_DOCUMENT EXCERPT_:
= Beginning of Section =

How to understand thread_local of capture_error_mode in cuda graph capture

at graph — PyTorch 2.3 documentation, it says that:

  • capture_error_mode (str, optional) – specifies the cudaStreamCaptureMode for the graph capture stream. Can be “global”, “thread_local” or “relaxed”. During cuda graph capture, some actions, such as cudaMalloc, may be unsafe. “global” will error on actions in other threads, “thread_local” will only error for actions in the current thread, and “relaxed” will not error on actions.

at pytorch/test/test_cuda.py at main · pytorch/pytorch · GitHub for the test test_cuda_graph_error_options, there are two threads:
the main thread: do the cuda graph capture, and there’s memory allocation within the capture workload.
the second thread: this thread is created within graph capture, and there’s also memory allocation in the thread function body.

= End of Section =

_SET OF TASKS_:
• A. In the post on CUDA graph capture, what three values can capture_error_mode take?
• B. Pick up the post on CUDA graph capture modes after its last sentence and continue it.
The records after this point come from a different source, unrelated to the post on CUDA graph capture.

_MATERIAL PROVIDED_:
= Beginning of Section =

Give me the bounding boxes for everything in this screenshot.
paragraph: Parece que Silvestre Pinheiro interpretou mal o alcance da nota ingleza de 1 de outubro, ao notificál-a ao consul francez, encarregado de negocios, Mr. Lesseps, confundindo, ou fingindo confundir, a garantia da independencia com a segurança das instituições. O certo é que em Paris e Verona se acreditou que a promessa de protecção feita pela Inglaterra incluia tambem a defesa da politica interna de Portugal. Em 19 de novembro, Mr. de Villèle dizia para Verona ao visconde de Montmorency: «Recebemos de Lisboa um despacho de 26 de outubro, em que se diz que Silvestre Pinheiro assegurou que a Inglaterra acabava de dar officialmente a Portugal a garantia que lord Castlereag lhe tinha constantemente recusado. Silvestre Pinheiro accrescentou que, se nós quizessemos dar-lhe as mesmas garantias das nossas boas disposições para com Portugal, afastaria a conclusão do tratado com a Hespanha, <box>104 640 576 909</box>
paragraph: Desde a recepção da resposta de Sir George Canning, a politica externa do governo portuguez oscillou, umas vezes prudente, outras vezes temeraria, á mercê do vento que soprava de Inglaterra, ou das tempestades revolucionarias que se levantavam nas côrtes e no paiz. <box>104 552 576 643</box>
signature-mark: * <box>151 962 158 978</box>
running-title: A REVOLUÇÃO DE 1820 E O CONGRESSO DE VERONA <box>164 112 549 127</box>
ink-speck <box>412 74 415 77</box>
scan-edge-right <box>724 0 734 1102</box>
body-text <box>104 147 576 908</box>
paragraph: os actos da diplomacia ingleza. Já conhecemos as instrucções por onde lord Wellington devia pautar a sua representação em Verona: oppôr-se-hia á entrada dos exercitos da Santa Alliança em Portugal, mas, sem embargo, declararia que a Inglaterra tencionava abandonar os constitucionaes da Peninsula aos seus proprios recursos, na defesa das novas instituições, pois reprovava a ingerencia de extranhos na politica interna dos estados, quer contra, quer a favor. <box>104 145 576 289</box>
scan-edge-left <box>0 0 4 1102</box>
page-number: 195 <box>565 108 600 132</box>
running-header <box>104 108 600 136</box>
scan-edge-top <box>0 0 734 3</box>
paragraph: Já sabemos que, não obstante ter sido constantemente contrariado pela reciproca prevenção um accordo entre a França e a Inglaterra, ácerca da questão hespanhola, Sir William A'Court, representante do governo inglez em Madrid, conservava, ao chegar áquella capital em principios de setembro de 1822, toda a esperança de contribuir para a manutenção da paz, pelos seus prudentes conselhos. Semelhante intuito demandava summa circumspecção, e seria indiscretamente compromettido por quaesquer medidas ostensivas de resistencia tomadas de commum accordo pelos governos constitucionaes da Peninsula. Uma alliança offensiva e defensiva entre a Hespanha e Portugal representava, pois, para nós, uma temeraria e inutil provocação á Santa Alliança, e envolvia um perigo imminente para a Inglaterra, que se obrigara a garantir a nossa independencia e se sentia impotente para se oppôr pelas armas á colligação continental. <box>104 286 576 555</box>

= End of Section =

_RESPONSES BY ITEM NUMBER_:
• A. "global", "thread_local", or "relaxed".

• B.
Within the test code,

  1. for capture_error_mode “relaxed”:
    it is expected that we are able to capture the graph successfully, because “relaxed” will not error on actions.

  2. for capture_error_mode “global”:
    it is expected that we are unable to allocate the memory in the second thread (and so the capture is not successful), because “global” will error on actions in other threads.

  3. for capture_error_mode “thread_local”:
    my expectation is that the main thread is error (and so the capture is not successful), because “thread_local” will only error for actions in the current thread. But the test shows that the actual result is that we are able to capture the graph successfully, why? thanks.